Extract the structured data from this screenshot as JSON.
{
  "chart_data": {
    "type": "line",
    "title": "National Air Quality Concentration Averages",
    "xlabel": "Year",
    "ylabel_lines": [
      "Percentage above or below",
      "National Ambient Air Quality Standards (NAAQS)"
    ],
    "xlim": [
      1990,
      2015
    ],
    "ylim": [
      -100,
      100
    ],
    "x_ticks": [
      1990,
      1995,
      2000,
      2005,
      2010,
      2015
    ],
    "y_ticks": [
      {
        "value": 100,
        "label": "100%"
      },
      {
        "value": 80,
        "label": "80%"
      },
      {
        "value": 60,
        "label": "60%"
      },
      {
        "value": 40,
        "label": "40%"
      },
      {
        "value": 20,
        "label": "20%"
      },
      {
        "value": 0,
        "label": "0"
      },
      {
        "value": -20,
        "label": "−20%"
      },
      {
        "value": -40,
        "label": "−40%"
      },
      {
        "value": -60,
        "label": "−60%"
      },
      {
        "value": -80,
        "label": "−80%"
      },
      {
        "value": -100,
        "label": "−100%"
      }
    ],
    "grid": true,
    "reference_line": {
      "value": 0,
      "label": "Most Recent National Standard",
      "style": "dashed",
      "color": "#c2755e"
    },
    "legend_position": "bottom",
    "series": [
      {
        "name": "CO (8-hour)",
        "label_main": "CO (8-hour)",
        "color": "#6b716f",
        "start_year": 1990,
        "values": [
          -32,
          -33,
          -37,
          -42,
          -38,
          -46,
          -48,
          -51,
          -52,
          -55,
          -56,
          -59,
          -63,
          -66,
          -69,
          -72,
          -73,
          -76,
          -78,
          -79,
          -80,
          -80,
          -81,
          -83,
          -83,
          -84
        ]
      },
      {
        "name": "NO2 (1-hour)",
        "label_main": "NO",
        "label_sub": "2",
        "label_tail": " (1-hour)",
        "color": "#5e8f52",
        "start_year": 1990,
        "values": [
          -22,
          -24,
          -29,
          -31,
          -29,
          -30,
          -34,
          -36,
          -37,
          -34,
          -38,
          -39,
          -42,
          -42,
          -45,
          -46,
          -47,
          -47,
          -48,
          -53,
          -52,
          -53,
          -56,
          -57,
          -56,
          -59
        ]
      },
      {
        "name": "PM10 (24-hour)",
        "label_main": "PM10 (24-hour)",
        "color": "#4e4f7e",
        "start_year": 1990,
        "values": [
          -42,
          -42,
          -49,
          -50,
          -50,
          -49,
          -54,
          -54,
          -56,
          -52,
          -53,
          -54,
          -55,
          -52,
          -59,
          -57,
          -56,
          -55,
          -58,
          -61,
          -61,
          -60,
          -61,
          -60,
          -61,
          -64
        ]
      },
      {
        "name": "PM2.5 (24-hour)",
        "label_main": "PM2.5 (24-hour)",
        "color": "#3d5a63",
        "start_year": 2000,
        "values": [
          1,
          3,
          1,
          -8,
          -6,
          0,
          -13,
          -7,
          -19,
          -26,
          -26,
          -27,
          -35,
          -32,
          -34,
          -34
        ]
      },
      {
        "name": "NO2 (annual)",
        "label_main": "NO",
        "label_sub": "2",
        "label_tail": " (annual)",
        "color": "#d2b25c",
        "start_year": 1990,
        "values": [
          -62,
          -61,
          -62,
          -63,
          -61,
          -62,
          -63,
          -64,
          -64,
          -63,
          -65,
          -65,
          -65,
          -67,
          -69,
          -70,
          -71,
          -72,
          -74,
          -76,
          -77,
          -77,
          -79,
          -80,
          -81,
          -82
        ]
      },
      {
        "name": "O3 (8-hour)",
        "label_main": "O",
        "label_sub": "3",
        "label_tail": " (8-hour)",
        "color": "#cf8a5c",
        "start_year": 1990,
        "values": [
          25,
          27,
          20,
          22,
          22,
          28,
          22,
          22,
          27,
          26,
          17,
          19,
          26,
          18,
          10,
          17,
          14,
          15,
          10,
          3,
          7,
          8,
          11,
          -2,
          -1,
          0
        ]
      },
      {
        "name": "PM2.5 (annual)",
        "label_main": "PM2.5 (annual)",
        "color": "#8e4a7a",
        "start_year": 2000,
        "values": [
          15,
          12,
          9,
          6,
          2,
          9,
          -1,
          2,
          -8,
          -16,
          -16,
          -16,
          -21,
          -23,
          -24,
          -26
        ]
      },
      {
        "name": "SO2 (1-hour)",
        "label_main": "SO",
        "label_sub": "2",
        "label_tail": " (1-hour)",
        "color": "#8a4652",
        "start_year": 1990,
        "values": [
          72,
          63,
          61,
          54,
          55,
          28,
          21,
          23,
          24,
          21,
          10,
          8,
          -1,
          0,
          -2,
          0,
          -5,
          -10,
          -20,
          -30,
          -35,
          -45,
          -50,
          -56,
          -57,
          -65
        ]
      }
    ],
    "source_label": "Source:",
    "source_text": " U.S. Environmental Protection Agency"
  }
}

• Written request:
From the records, copy every line that has the string "Quality" in it.

• The response:
    "title": "National Air Quality Concentration Averages",
      "National Ambient Air Quality Standards (NAAQS)"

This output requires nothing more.